(Lines of data)
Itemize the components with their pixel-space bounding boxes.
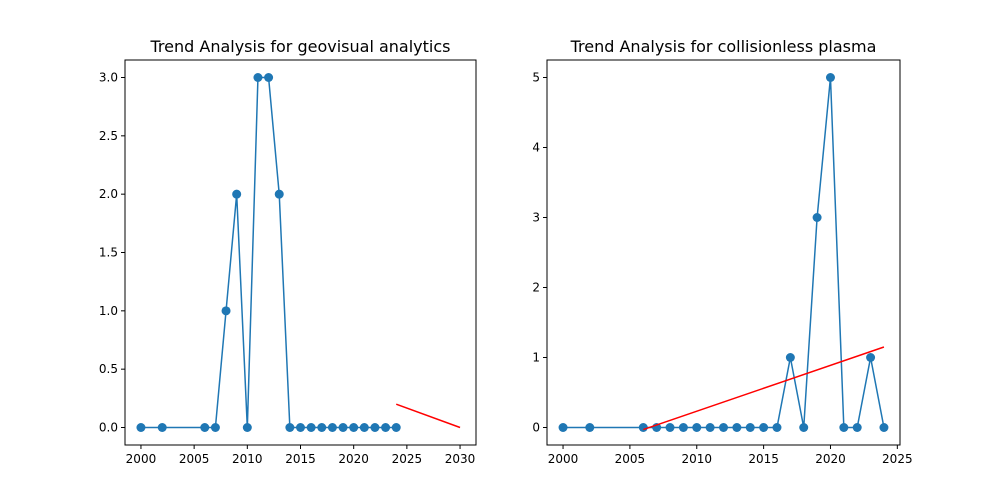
- left-chart: Trend Analysis for geovisual analytics 2…: [99, 37, 477, 466]
- left-y-tick-label: 3.0: [99, 71, 118, 85]
- right-trend-line: [643, 346, 885, 431]
- right-y-tick-label: 3: [532, 211, 540, 225]
- left-data-point: [317, 423, 327, 432]
- left-data-point: [349, 423, 359, 432]
- right-data-point: [812, 213, 822, 222]
- left-x-tick-label: 2015: [285, 452, 316, 466]
- right-x-tick-label: 2020: [815, 452, 846, 466]
- left-x-tick-label: 2020: [338, 452, 369, 466]
- right-chart-title: Trend Analysis for collisionless plasma: [570, 37, 877, 56]
- right-chart: Trend Analysis for collisionless plasma …: [532, 37, 912, 466]
- right-y-tick-label: 4: [532, 141, 540, 155]
- left-data-point: [232, 189, 242, 199]
- right-data-point: [732, 423, 742, 432]
- left-x-tick-label: 2025: [392, 452, 423, 466]
- left-y-tick-label: 1.0: [99, 304, 118, 318]
- left-data-point: [210, 423, 220, 432]
- left-series-line: [140, 76, 397, 429]
- right-data-point: [879, 423, 889, 432]
- left-data-point: [200, 423, 210, 432]
- left-y-tick-label: 0.0: [99, 421, 118, 435]
- left-y-tick-label: 2.5: [99, 129, 118, 143]
- left-data-point: [264, 73, 274, 82]
- right-data-point: [719, 423, 728, 432]
- left-data-point: [296, 423, 305, 432]
- left-axes-frame: [124, 59, 477, 446]
- right-x-tick-label: 2015: [748, 452, 779, 466]
- left-data-point: [242, 423, 252, 432]
- right-data-point: [799, 423, 809, 432]
- left-y-tick-label: 2.0: [99, 187, 118, 201]
- right-y-tick-label: 0: [532, 421, 540, 435]
- right-data-point: [678, 423, 688, 432]
- left-x-tick-label: 2030: [445, 452, 476, 466]
- right-data-point: [825, 73, 835, 82]
- right-data-point: [866, 353, 876, 362]
- right-data-point: [665, 423, 675, 432]
- left-y-tick-label: 0.5: [99, 362, 118, 376]
- right-data-point: [839, 423, 849, 432]
- left-data-point: [136, 423, 146, 432]
- right-data-point: [692, 423, 702, 432]
- right-x-tick-label: 2000: [548, 452, 579, 466]
- left-x-tick-label: 2010: [232, 452, 263, 466]
- left-x-tick-label: 2000: [126, 452, 157, 466]
- right-data-point: [705, 423, 715, 432]
- right-data-point: [745, 423, 755, 432]
- right-data-point: [558, 423, 568, 432]
- left-data-point: [221, 306, 231, 316]
- right-data-point: [785, 353, 795, 362]
- left-data-point: [253, 73, 263, 82]
- right-series-line: [563, 77, 885, 429]
- left-data-point: [338, 423, 348, 432]
- left-trend-line: [395, 403, 461, 429]
- right-y-tick-label: 1: [532, 351, 540, 365]
- right-data-point: [772, 423, 782, 432]
- right-data-point: [638, 423, 648, 432]
- left-data-point: [381, 423, 391, 432]
- left-data-point: [327, 423, 337, 432]
- left-y-tick-label: 1.5: [99, 246, 118, 260]
- right-x-tick-label: 2005: [615, 452, 646, 466]
- left-data-point: [306, 423, 316, 432]
- left-data-point: [391, 423, 401, 432]
- right-data-point: [852, 423, 862, 432]
- right-x-tick-label: 2025: [882, 452, 913, 466]
- right-data-point: [585, 423, 595, 432]
- left-data-point: [274, 189, 284, 199]
- left-chart-title: Trend Analysis for geovisual analytics: [150, 37, 451, 56]
- right-y-tick-label: 2: [532, 281, 540, 295]
- right-data-point: [759, 423, 769, 432]
- left-data-point: [370, 423, 380, 432]
- left-data-point: [285, 423, 295, 432]
- left-data-point: [157, 423, 167, 432]
- right-y-tick-label: 5: [532, 71, 540, 85]
- left-data-point: [359, 423, 369, 432]
- right-x-tick-label: 2010: [681, 452, 712, 466]
- right-axes-frame: [546, 59, 901, 446]
- left-x-tick-label: 2005: [179, 452, 210, 466]
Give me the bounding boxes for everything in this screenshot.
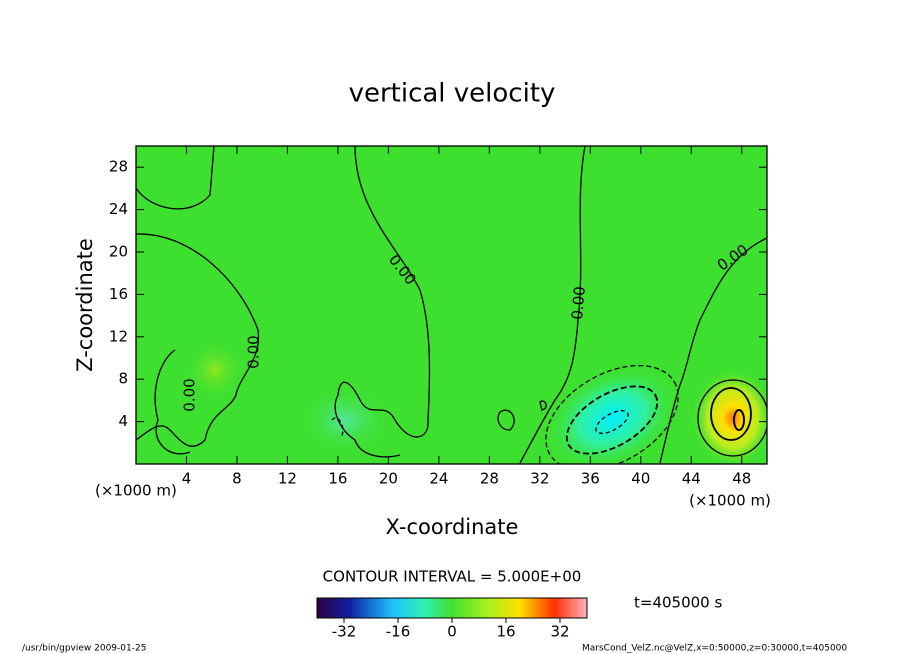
colorbar-tick-label: 0 — [447, 623, 457, 641]
x-tick-label: 8 — [232, 470, 242, 488]
colorbar-tick-label: -16 — [386, 623, 411, 641]
time-label: t=405000 s — [634, 594, 722, 612]
contour-interval: CONTOUR INTERVAL = 5.000E+00 — [323, 568, 582, 586]
x-tick-label: 16 — [328, 470, 347, 488]
colorbar-tick-label: -32 — [332, 623, 357, 641]
colorbar-tick-label: 16 — [496, 623, 515, 641]
y-unit: (×1000 m) — [689, 492, 771, 510]
x-tick-label: 40 — [631, 470, 650, 488]
y-tick-label: 20 — [109, 243, 128, 261]
x-tick-label: 36 — [581, 470, 600, 488]
x-tick-label: 32 — [530, 470, 549, 488]
contour-label: 0.00 — [568, 286, 589, 321]
y-tick-label: 4 — [118, 412, 128, 430]
x-tick-label: 44 — [682, 470, 701, 488]
y-tick-label: 16 — [109, 285, 128, 303]
y-tick-label: 12 — [109, 327, 128, 345]
contour-label: 0.00 — [245, 335, 263, 368]
colorbar-tick-label: 32 — [550, 623, 569, 641]
chart-title: vertical velocity — [349, 79, 556, 109]
footer-left: /usr/bin/gpview 2009-01-25 — [22, 644, 146, 654]
x-tick-label: 28 — [480, 470, 499, 488]
field — [136, 146, 767, 464]
y-tick-label: 28 — [109, 158, 128, 176]
x-tick-label: 20 — [379, 470, 398, 488]
y-tick-label: 8 — [118, 370, 128, 388]
y-axis-label: Z-coordinate — [73, 238, 97, 372]
y-tick-label: 24 — [109, 200, 128, 218]
x-axis-label: X-coordinate — [386, 515, 519, 539]
contour-label: 0.00 — [181, 378, 199, 411]
x-tick-label: 4 — [182, 470, 192, 488]
x-tick-label: 48 — [732, 470, 751, 488]
x-tick-label: 12 — [278, 470, 297, 488]
colorbar — [316, 597, 588, 619]
x-unit: (×1000 m) — [95, 482, 177, 500]
x-tick-label: 24 — [429, 470, 448, 488]
footer-right: MarsCond_VelZ.nc@VelZ,x=0:50000,z=0:3000… — [582, 644, 847, 654]
plot-frame — [135, 145, 768, 465]
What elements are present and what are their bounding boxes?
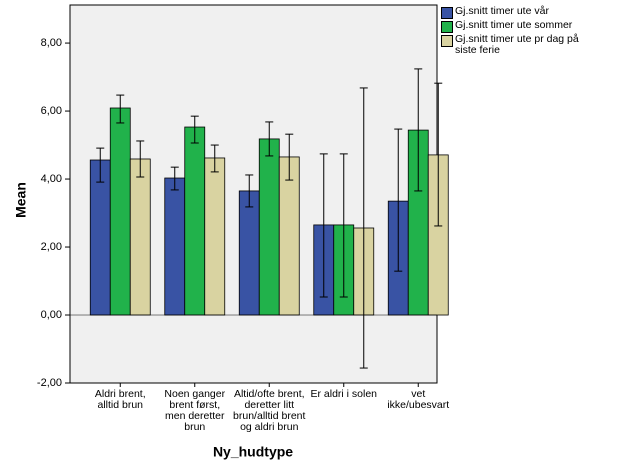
y-axis-title: Mean <box>13 182 29 218</box>
legend-label: Gj.snitt timer ute pr dag på siste ferie <box>455 33 579 56</box>
x-tick-label: Noen ganger brent først, men deretter br… <box>164 388 226 433</box>
legend-swatch <box>441 35 453 47</box>
bar <box>129 158 151 316</box>
bar <box>278 156 300 316</box>
x-tick-label: vet ikke/ubesvart <box>387 388 450 411</box>
x-axis-title: Ny_hudtype <box>213 444 293 460</box>
legend-swatch <box>441 21 453 33</box>
legend-label: Gj.snitt timer ute vår <box>455 5 549 17</box>
y-tick-label: 8,00 <box>41 37 62 49</box>
x-tick-label: Er aldri i solen <box>310 388 378 400</box>
y-tick-label: 6,00 <box>41 105 62 117</box>
bar <box>238 190 260 316</box>
y-tick-label: 0,00 <box>41 309 62 321</box>
bar <box>258 138 280 316</box>
bar <box>109 107 131 316</box>
bar <box>89 159 111 316</box>
x-tick-label: Altid/ofte brent, deretter litt brun/all… <box>233 388 306 433</box>
legend-label: Gj.snitt timer ute sommer <box>455 19 573 31</box>
legend-swatch <box>441 7 453 19</box>
y-tick-label: 2,00 <box>41 241 62 253</box>
x-tick-label: Aldri brent, alltid brun <box>94 388 146 411</box>
bar <box>164 177 186 316</box>
bar <box>184 126 206 316</box>
y-tick-label: 4,00 <box>41 173 62 185</box>
bar <box>204 157 226 316</box>
y-tick-label: -2,00 <box>37 377 62 389</box>
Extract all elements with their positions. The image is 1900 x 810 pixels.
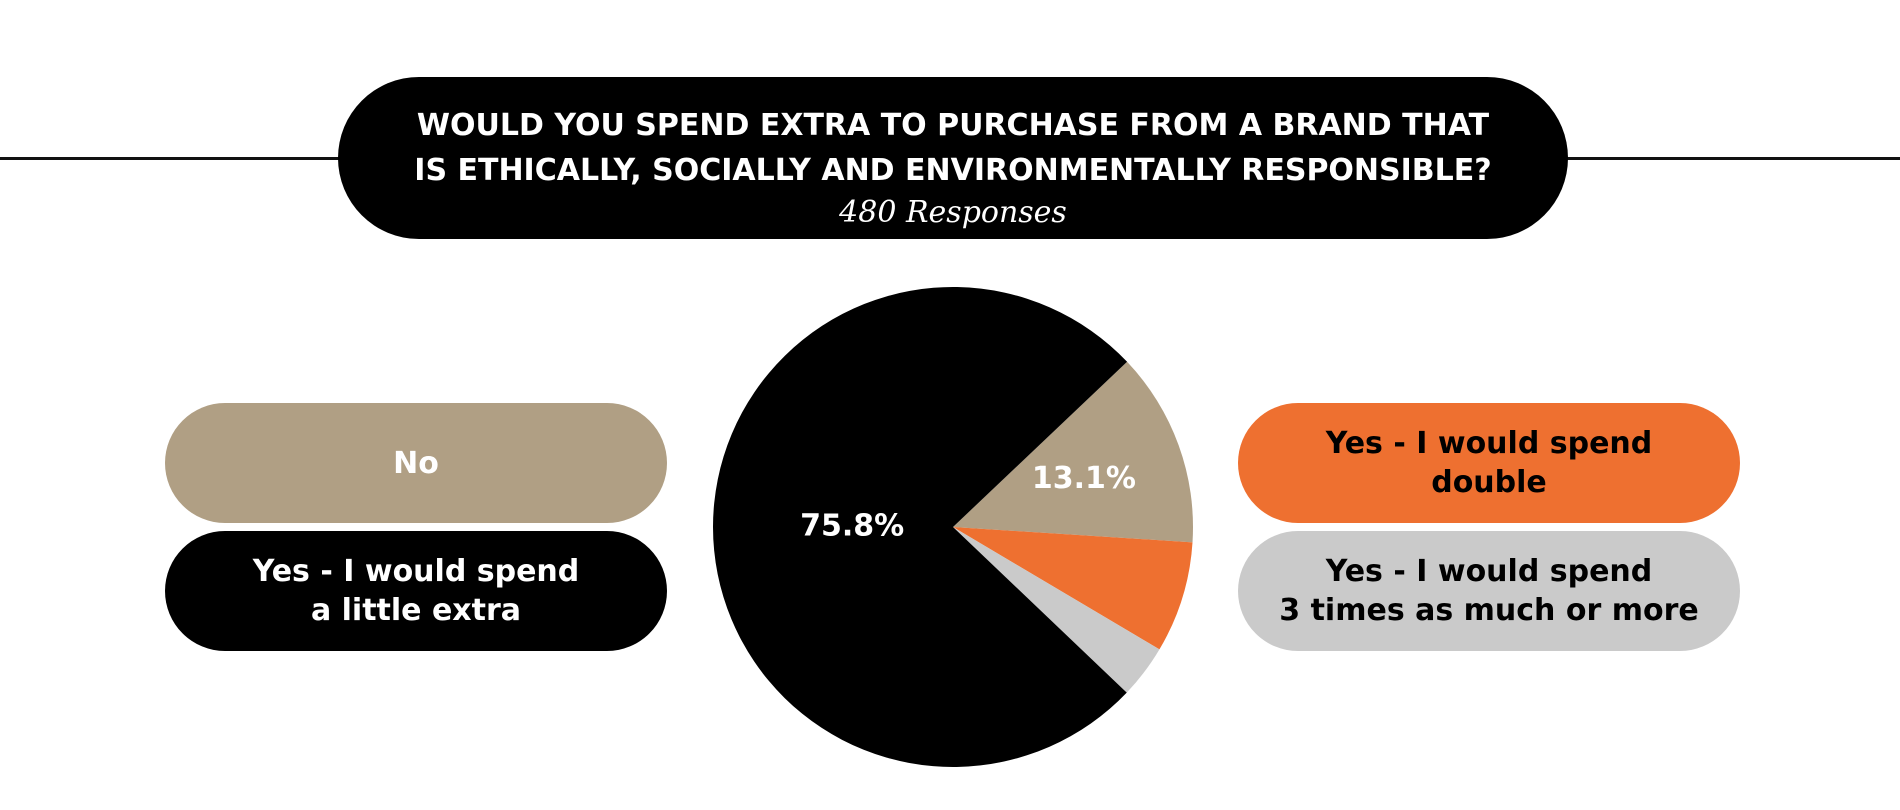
pie-slice-1 — [953, 527, 1193, 650]
pie-slice-2 — [953, 527, 1160, 693]
title-rule-right — [1555, 157, 1900, 160]
legend-label-double-line-1: Yes - I would spend — [1325, 426, 1653, 461]
chart-title-line-2: IS ETHICALLY, SOCIALLY AND ENVIRONMENTAL… — [414, 153, 1492, 188]
legend-label-little-extra-line-1: Yes - I would spend — [252, 554, 580, 589]
legend-entry-three-times: Yes - I would spend 3 times as much or m… — [1238, 531, 1740, 651]
pie-data-label-3: 75.8% — [800, 508, 904, 543]
chart-subtitle: 480 Responses — [839, 195, 1067, 230]
pie-slice-0 — [953, 361, 1193, 543]
legend-label-double-line-2: double — [1431, 465, 1547, 500]
legend-entry-double: Yes - I would spend double — [1238, 403, 1740, 523]
legend-label-no-line-1: No — [393, 445, 439, 481]
legend-label-three-times-line-2: 3 times as much or more — [1279, 593, 1699, 628]
chart-title-pill: WOULD YOU SPEND EXTRA TO PURCHASE FROM A… — [338, 77, 1568, 239]
legend-label-three-times-line-1: Yes - I would spend — [1325, 554, 1653, 589]
legend-entry-little-extra: Yes - I would spend a little extra — [165, 531, 667, 651]
pie-data-label-0: 13.1% — [1032, 461, 1136, 496]
pie-slice-3 — [713, 287, 1128, 767]
title-rule-left — [0, 157, 345, 160]
chart-title-line-1: WOULD YOU SPEND EXTRA TO PURCHASE FROM A… — [416, 108, 1490, 143]
legend-entry-no: No — [165, 403, 667, 523]
legend-label-little-extra-line-2: a little extra — [310, 593, 522, 628]
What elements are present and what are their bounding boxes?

What you need to do
Output the records as a JSON list of strings, starting at the line that contains "colorbar-tick-label: 0 — [447, 623, 457, 641]" and ending at the line that contains "y-tick-label: 24 — [109, 200, 128, 218]". Give one string per line and leave out any blank lines.

Worked solution
[
  "colorbar-tick-label: 0 — [447, 623, 457, 641]",
  "x-tick-label: 8 — [232, 470, 242, 488]",
  "colorbar-tick-label: -16 — [386, 623, 411, 641]",
  "time-label: t=405000 s — [634, 594, 722, 612]",
  "contour-interval: CONTOUR INTERVAL = 5.000E+00 — [323, 568, 582, 586]",
  "x-tick-label: 16 — [328, 470, 347, 488]",
  "colorbar-tick-label: -32 — [332, 623, 357, 641]",
  "colorbar-tick-label: 16 — [496, 623, 515, 641]",
  "y-unit: (×1000 m) — [689, 492, 771, 510]",
  "x-tick-label: 40 — [631, 470, 650, 488]",
  "y-tick-label: 20 — [109, 243, 128, 261]",
  "x-tick-label: 36 — [581, 470, 600, 488]",
  "x-tick-label: 32 — [530, 470, 549, 488]",
  "contour-label: 0.00 — [568, 286, 589, 321]",
  "y-tick-label: 4 — [118, 412, 128, 430]",
  "x-tick-label: 44 — [682, 470, 701, 488]",
  "y-tick-label: 16 — [109, 285, 128, 303]",
  "y-tick-label: 12 — [109, 327, 128, 345]",
  "contour-label: 0.00 — [245, 335, 263, 368]",
  "colorbar-tick-label: 32 — [550, 623, 569, 641]",
  "chart-title: vertical velocity — [349, 79, 556, 109]",
  "footer-left: /usr/bin/gpview 2009-01-25 — [22, 644, 146, 654]",
  "x-tick-label: 28 — [480, 470, 499, 488]",
  "field — [136, 146, 767, 464]",
  "y-tick-label: 28 — [109, 158, 128, 176]",
  "x-tick-label: 20 — [379, 470, 398, 488]",
  "y-tick-label: 8 — [118, 370, 128, 388]",
  "y-axis-label: Z-coordinate — [73, 238, 97, 372]",
  "y-tick-label: 24 — [109, 200, 128, 218]"
]